Ainsi donc et d’abord, pour ce qui est des arguments allégués, avec plus de confiance en général que de raison, en faveur de l’autorité suprême, universelle et incontestable, du principe de contradiction, je les soumettrai autant que possible à un examen plus minutieux, et je tâcherai d’indiquer en peu de mots ce qu’il y a de raisonnable à dire sur ce sujet. Puis, abordant la loi de la raison suffisante, je dirai tout ce qui peut en rendre l’idée plus précise et la démontrer, en même temps que je ferai connaître les difficultés qui semblent en être inséparables, et j’y opposerai toute la vigueur de raisonnement dont je suis capable. Enfin faisant un pas de plus, j’établirai deux nouveaux principes de la connaissance métaphysique, principes qui ne me paraissent pas dépourvus d’une certaine importance ; non pas qu’ils soient premiers et des plus simples, mais ils sont par cela même d’une application pratique et ne laissent pas d’avoir en même temps une très-haute portée spéculative. En abordant un pareil sujet, je n’ignore pas que je m’engage dans un chemin inconnu, où je risquerai de m’égarer à chaque pas ; c’est pourquoi je compte sur un lecteur impartial, bienveillant, et disposé à interpréter toutes choses dans le sens le plus favorable.

Extrait des données

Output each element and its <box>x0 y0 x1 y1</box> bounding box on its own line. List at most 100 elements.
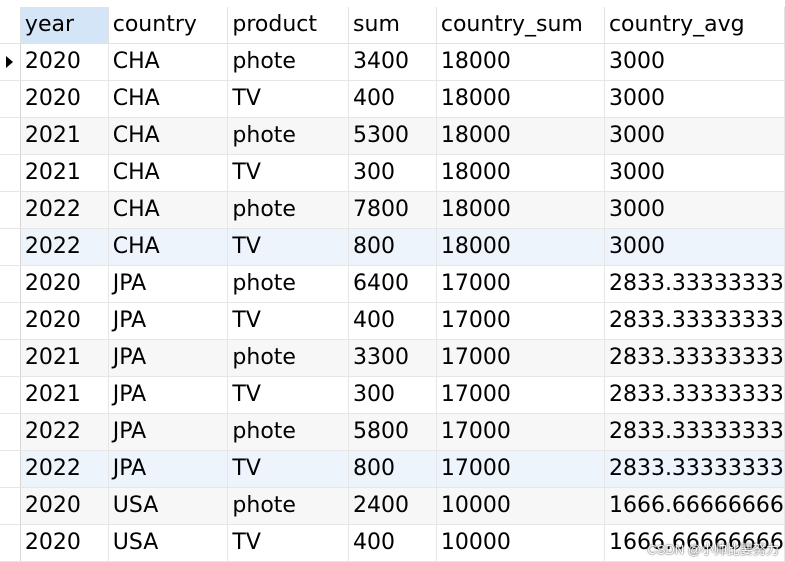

Consigne
Rédigez la suite du texte sur les principes de la connaissance métaphysique, en commençant juste après sa dernière phrase.

Réponse
SECTION I.
Du principe de contradiction.

AVERTISSEMENT.

Comme je veux m’appliquer ici à être aussi succinct que possible, je ne crois pas nécessaire de reproduire les axiomes, non plus que les définitions qui reposent sur des notions familières à tout le monde, et qui sont conformes à la droite raison ; je n’imiterai pas l’exemple de ceux qui, stériles observateurs de je ne sais quelle méthode, ne croient avoir procédé d’une manière sûre et logique qu’autant que, prenant un sujet d’aussi haut que possible, ils ont fait le recensement de toutes les erreurs qu’ils ont découvertes dans les écrits des philosophes. Qu’on ne me reproche donc pas cette omission volontaire. J’ai cru bon d’en avertir le lecteur.